***** Data entries

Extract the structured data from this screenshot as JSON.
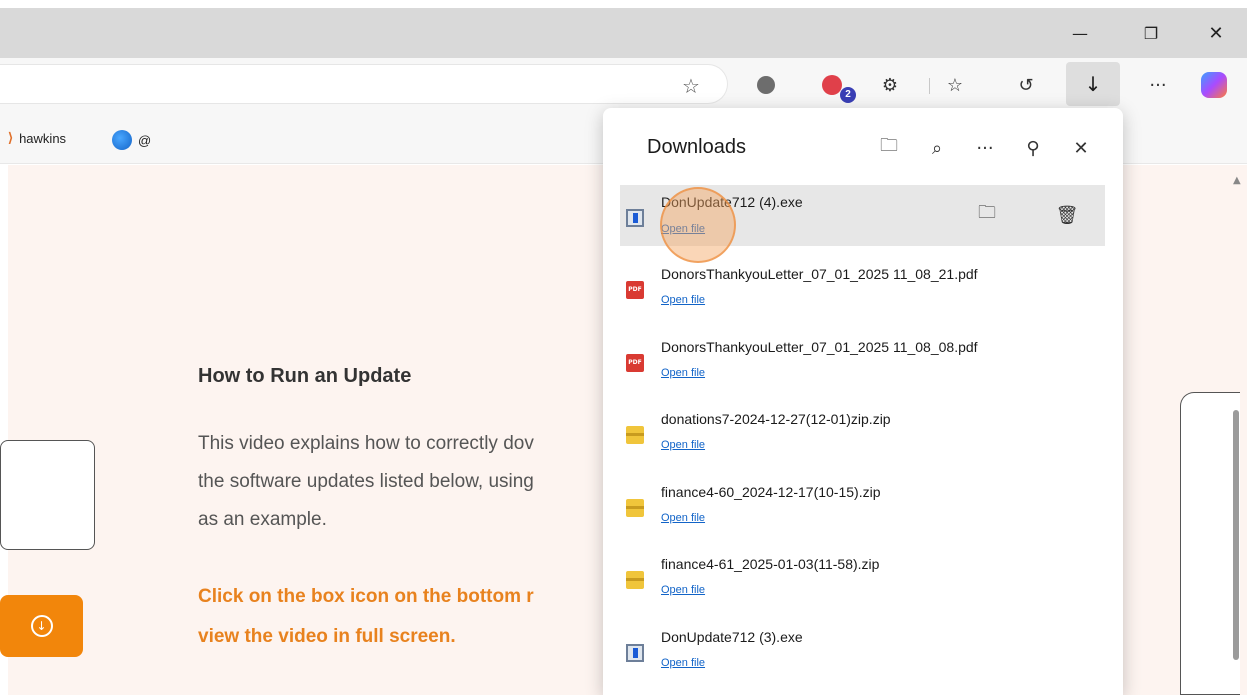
{
  "window": {
    "minimize_icon": "minimize-icon",
    "maximize_icon": "restore-icon",
    "close_icon": "close-icon"
  },
  "toolbar": {
    "extension_badge": "2",
    "download_icon": "download-icon"
  },
  "bookmarks": [
    {
      "label": "hawkins",
      "icon": "bookmark-favicon"
    },
    {
      "label": "@",
      "icon": "edge-favicon"
    }
  ],
  "page": {
    "heading": "How to Run an Update",
    "paragraph_lines": [
      "This video explains how to correctly dov",
      "the software updates listed below, using",
      "as an example."
    ],
    "orange_lines": [
      "Click on the box icon on the bottom r",
      "view the video in full screen."
    ]
  },
  "downloads": {
    "title": "Downloads",
    "items": [
      {
        "name": "DonUpdate712 (4).exe",
        "type": "exe",
        "action": "Open file"
      },
      {
        "name": "DonorsThankyouLetter_07_01_2025 11_08_21.pdf",
        "type": "pdf",
        "action": "Open file"
      },
      {
        "name": "DonorsThankyouLetter_07_01_2025 11_08_08.pdf",
        "type": "pdf",
        "action": "Open file"
      },
      {
        "name": "donations7-2024-12-27(12-01)zip.zip",
        "type": "zip",
        "action": "Open file"
      },
      {
        "name": "finance4-60_2024-12-17(10-15).zip",
        "type": "zip",
        "action": "Open file"
      },
      {
        "name": "finance4-61_2025-01-03(11-58).zip",
        "type": "zip",
        "action": "Open file"
      },
      {
        "name": "DonUpdate712 (3).exe",
        "type": "exe",
        "action": "Open file"
      }
    ]
  },
  "colors": {
    "accent_orange": "#e8821e",
    "link_blue": "#1264c8",
    "highlight": "#f4a460"
  }
}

**********

**Exercise task:**
Return to the listing above and set it down exactly, leaving out its pictures.

**Result of this exercise:**
Extract the structured data from this screenshot as JSON.
{
  "window": {
    "minimize_icon": "minimize-icon",
    "maximize_icon": "restore-icon",
    "close_icon": "close-icon"
  },
  "toolbar": {
    "extension_badge": "2",
    "download_icon": "download-icon"
  },
  "bookmarks": [
    {
      "label": "hawkins",
      "icon": "bookmark-favicon"
    },
    {
      "label": "@",
      "icon": "edge-favicon"
    }
  ],
  "page": {
    "heading": "How to Run an Update",
    "paragraph_lines": [
      "This video explains how to correctly dov",
      "the software updates listed below, using",
      "as an example."
    ],
    "orange_lines": [
      "Click on the box icon on the bottom r",
      "view the video in full screen."
    ]
  },
  "downloads": {
    "title": "Downloads",
    "items": [
      {
        "name": "DonUpdate712 (4).exe",
        "type": "exe",
        "action": "Open file"
      },
      {
        "name": "DonorsThankyouLetter_07_01_2025 11_08_21.pdf",
        "type": "pdf",
        "action": "Open file"
      },
      {
        "name": "DonorsThankyouLetter_07_01_2025 11_08_08.pdf",
        "type": "pdf",
        "action": "Open file"
      },
      {
        "name": "donations7-2024-12-27(12-01)zip.zip",
        "type": "zip",
        "action": "Open file"
      },
      {
        "name": "finance4-60_2024-12-17(10-15).zip",
        "type": "zip",
        "action": "Open file"
      },
      {
        "name": "finance4-61_2025-01-03(11-58).zip",
        "type": "zip",
        "action": "Open file"
      },
      {
        "name": "DonUpdate712 (3).exe",
        "type": "exe",
        "action": "Open file"
      }
    ]
  },
  "colors": {
    "accent_orange": "#e8821e",
    "link_blue": "#1264c8",
    "highlight": "#f4a460"
  }
}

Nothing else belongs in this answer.